Keep the pictures out of the copy and repeat the records exactly.

-- START DATA LISTING --

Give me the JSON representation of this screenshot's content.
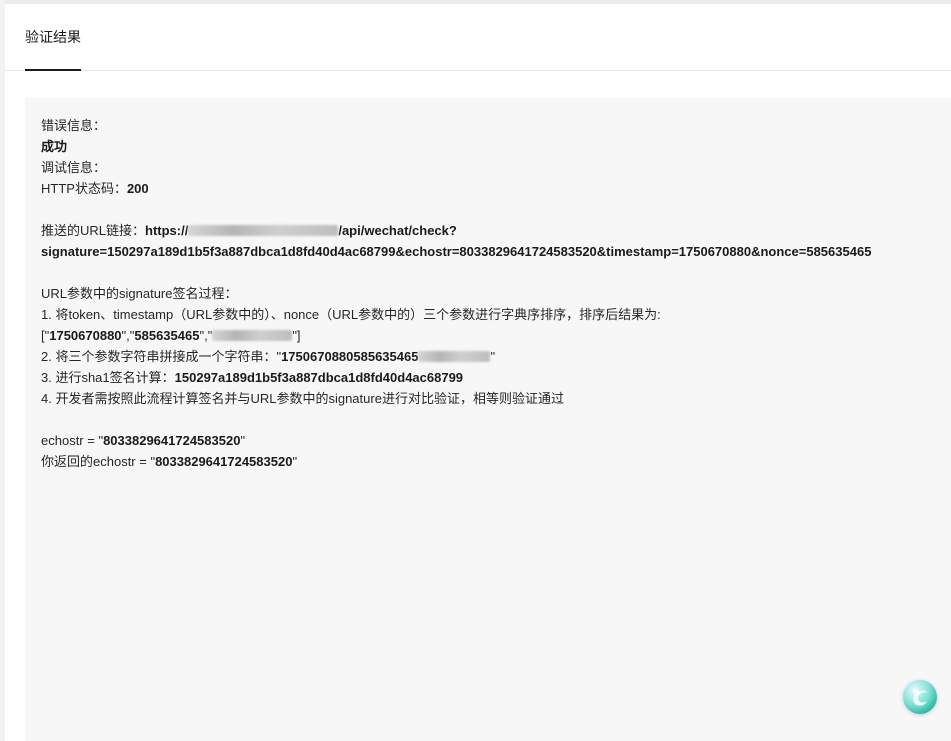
{
  "tabs": [
    {
      "label": "验证结果",
      "active": true
    }
  ],
  "result": {
    "error_label": "错误信息：",
    "error_value": "成功",
    "debug_label": "调试信息：",
    "http_label": "HTTP状态码：",
    "http_value": "200",
    "url_label": "推送的URL链接：",
    "url_prefix": "https://",
    "url_path": "/api/wechat/check?",
    "url_query": "signature=150297a189d1b5f3a887dbca1d8fd40d4ac68799&echostr=8033829641724583520&timestamp=1750670880&nonce=585635465",
    "sig_title": "URL参数中的signature签名过程：",
    "step1_text": "1. 将token、timestamp（URL参数中的）、nonce（URL参数中的）三个参数进行字典序排序，排序后结果为:",
    "sorted_open": "[\"",
    "sorted_timestamp": "1750670880",
    "sorted_sep": "\",\"",
    "sorted_nonce": "585635465",
    "sorted_sep2": "\",\"",
    "sorted_close": "\"]",
    "step2_text": "2. 将三个参数字符串拼接成一个字符串：\"",
    "step2_value": "1750670880585635465",
    "step2_close": "\"",
    "step3_text": "3. 进行sha1签名计算：",
    "step3_value": "150297a189d1b5f3a887dbca1d8fd40d4ac68799",
    "step4_text": "4. 开发者需按照此流程计算签名并与URL参数中的signature进行对比验证，相等则验证通过",
    "echostr_label": "echostr = \"",
    "echostr_value": "8033829641724583520",
    "echostr_close": "\"",
    "returned_label": "你返回的echostr = \"",
    "returned_value": "8033829641724583520",
    "returned_close": "\""
  },
  "icons": {
    "float_logo": "assistant-logo-icon",
    "accent": "#2fb9a6"
  }
}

-- END DATA LISTING --

- [EXERCISE SOLUTION]
Give me the JSON representation of this screenshot's content.
{
  "tabs": [
    {
      "label": "验证结果",
      "active": true
    }
  ],
  "result": {
    "error_label": "错误信息：",
    "error_value": "成功",
    "debug_label": "调试信息：",
    "http_label": "HTTP状态码：",
    "http_value": "200",
    "url_label": "推送的URL链接：",
    "url_prefix": "https://",
    "url_path": "/api/wechat/check?",
    "url_query": "signature=150297a189d1b5f3a887dbca1d8fd40d4ac68799&echostr=8033829641724583520&timestamp=1750670880&nonce=585635465",
    "sig_title": "URL参数中的signature签名过程：",
    "step1_text": "1. 将token、timestamp（URL参数中的）、nonce（URL参数中的）三个参数进行字典序排序，排序后结果为:",
    "sorted_open": "[\"",
    "sorted_timestamp": "1750670880",
    "sorted_sep": "\",\"",
    "sorted_nonce": "585635465",
    "sorted_sep2": "\",\"",
    "sorted_close": "\"]",
    "step2_text": "2. 将三个参数字符串拼接成一个字符串：\"",
    "step2_value": "1750670880585635465",
    "step2_close": "\"",
    "step3_text": "3. 进行sha1签名计算：",
    "step3_value": "150297a189d1b5f3a887dbca1d8fd40d4ac68799",
    "step4_text": "4. 开发者需按照此流程计算签名并与URL参数中的signature进行对比验证，相等则验证通过",
    "echostr_label": "echostr = \"",
    "echostr_value": "8033829641724583520",
    "echostr_close": "\"",
    "returned_label": "你返回的echostr = \"",
    "returned_value": "8033829641724583520",
    "returned_close": "\""
  },
  "icons": {
    "float_logo": "assistant-logo-icon",
    "accent": "#2fb9a6"
  }
}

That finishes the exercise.